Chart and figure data
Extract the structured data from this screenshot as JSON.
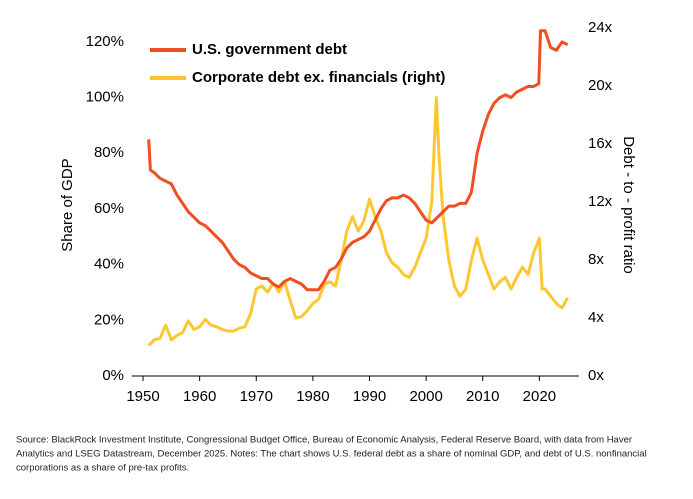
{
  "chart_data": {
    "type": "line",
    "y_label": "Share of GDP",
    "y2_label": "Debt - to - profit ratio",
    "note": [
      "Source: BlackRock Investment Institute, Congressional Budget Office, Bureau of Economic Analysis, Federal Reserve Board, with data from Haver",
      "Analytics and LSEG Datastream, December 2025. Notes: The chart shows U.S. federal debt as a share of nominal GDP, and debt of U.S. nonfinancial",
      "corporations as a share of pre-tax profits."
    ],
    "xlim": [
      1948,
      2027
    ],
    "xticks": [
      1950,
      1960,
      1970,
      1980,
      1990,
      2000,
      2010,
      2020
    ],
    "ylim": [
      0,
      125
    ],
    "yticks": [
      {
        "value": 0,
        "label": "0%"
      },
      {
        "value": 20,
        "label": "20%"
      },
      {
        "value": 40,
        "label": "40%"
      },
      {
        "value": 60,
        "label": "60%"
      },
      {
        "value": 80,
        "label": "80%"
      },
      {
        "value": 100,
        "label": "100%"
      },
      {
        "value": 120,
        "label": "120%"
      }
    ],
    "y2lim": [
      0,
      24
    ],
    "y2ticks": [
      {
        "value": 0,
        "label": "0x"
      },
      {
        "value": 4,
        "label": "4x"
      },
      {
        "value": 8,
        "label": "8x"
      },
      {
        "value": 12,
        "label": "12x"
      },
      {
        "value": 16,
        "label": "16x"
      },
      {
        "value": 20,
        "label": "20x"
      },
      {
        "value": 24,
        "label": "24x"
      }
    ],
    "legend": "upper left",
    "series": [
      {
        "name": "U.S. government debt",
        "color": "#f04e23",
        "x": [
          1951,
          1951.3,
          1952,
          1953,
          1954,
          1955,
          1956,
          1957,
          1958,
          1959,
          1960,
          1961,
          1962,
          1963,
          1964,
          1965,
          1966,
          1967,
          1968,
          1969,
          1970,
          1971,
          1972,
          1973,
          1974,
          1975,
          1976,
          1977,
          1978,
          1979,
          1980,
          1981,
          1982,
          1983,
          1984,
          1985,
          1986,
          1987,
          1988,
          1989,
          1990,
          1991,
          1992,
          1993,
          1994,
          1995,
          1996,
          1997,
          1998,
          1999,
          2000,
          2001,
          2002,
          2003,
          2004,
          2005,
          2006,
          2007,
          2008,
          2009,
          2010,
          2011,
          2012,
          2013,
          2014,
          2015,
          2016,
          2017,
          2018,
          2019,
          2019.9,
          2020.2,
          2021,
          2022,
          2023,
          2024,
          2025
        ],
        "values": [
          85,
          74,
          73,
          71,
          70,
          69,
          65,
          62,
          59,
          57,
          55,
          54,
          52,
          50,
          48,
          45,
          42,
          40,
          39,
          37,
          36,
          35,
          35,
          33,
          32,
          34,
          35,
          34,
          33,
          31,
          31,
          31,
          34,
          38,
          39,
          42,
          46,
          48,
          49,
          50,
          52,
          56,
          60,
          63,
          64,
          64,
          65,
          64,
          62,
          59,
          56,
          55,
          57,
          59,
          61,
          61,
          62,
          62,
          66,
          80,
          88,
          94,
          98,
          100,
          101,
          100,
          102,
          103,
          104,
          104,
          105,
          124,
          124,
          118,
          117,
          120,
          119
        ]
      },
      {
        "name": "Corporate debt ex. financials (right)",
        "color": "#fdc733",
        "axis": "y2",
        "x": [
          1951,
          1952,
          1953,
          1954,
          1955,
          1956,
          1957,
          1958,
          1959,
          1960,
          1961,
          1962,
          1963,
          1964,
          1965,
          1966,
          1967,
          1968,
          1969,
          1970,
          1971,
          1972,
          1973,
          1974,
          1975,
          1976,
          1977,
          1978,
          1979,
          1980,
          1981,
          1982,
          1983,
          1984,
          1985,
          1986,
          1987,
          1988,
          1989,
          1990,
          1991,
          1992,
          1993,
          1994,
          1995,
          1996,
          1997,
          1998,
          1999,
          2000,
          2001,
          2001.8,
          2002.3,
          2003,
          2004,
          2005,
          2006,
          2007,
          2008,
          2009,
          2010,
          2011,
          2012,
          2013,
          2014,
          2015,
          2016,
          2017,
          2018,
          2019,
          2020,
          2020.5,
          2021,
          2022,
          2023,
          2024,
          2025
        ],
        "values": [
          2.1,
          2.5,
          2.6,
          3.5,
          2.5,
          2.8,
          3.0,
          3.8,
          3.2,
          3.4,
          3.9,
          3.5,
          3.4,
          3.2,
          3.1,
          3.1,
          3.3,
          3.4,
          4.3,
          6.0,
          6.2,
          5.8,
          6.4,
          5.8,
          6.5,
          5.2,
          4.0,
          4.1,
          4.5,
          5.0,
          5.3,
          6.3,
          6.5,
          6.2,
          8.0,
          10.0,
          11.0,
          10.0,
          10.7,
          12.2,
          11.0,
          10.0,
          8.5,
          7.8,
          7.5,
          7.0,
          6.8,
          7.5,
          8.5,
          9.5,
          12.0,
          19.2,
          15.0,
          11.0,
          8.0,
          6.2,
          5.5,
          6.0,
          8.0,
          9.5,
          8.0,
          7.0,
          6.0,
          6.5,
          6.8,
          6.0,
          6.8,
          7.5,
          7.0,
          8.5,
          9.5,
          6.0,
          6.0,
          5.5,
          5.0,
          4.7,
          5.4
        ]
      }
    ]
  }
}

_WHAT YOU ARE ASKED TO DO_. Answer with one number only: how many lines above contain the word "from".

_EXPECTED ANSWER_. 2